__PROBLEM DETAILS__: Locate each line with the string "JSON" in the listing below and copy it.

---------- EXTRACTED DATA

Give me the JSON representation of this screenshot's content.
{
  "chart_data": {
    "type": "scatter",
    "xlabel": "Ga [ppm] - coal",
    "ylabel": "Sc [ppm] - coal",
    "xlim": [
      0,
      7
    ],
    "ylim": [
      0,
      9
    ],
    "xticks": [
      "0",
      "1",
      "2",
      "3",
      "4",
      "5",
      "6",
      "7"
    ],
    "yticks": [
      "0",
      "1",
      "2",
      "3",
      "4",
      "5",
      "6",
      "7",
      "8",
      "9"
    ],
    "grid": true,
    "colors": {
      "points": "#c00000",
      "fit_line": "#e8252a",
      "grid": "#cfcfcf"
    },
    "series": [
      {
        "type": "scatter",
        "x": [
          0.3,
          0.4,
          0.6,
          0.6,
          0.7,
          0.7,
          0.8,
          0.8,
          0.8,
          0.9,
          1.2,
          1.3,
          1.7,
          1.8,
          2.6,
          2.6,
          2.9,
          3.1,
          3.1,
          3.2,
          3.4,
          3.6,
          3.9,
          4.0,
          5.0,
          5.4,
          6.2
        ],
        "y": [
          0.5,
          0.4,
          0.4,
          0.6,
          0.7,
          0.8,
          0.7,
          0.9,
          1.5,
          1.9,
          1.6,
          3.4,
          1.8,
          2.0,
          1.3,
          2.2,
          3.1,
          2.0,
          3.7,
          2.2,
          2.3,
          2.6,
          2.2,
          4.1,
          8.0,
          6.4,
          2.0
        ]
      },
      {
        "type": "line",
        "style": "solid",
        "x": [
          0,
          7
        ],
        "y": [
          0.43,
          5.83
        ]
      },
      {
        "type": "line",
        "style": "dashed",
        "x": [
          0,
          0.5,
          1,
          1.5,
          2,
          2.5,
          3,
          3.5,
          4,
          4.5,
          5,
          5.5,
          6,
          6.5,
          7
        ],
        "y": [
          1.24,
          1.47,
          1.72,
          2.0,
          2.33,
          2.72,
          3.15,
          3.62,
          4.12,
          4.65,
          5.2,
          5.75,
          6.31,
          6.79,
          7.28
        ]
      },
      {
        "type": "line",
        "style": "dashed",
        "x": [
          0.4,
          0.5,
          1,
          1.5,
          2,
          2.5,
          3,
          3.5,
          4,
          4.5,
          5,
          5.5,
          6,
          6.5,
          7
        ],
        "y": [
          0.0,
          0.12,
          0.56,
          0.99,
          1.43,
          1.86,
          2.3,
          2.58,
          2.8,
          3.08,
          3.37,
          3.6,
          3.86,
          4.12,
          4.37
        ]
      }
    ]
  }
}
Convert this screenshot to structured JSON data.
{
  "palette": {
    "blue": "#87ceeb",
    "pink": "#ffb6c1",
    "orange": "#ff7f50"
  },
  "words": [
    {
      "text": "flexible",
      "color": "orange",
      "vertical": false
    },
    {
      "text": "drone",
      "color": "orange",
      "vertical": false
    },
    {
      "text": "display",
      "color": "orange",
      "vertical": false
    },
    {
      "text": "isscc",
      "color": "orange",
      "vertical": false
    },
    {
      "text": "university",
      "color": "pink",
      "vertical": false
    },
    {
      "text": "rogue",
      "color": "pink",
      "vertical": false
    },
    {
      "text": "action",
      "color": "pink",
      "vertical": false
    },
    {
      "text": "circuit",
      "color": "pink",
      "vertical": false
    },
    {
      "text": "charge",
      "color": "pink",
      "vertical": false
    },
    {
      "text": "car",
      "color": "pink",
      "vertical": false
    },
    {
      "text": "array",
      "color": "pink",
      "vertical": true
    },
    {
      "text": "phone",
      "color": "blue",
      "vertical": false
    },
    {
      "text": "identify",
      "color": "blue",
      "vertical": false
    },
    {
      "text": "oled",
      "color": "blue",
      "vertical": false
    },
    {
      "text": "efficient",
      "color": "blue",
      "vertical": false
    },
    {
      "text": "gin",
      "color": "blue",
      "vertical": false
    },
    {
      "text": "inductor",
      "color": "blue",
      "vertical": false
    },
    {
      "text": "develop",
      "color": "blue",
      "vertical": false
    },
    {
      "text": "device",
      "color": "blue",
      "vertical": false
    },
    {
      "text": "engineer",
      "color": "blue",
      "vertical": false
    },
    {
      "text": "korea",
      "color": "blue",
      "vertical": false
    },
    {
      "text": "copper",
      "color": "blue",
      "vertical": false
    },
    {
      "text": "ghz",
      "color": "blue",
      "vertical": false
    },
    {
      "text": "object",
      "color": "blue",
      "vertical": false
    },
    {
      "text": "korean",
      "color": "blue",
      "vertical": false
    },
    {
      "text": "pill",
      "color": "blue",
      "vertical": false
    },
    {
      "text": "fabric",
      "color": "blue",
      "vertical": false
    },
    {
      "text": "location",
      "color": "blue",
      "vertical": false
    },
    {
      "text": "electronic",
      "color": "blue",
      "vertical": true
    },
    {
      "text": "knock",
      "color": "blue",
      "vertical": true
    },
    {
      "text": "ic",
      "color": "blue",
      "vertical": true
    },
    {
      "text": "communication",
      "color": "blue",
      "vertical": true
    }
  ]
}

--------------------

__THE RESPONSE__:
Give me the JSON representation of this screenshot's content.
Convert this screenshot to structured JSON data.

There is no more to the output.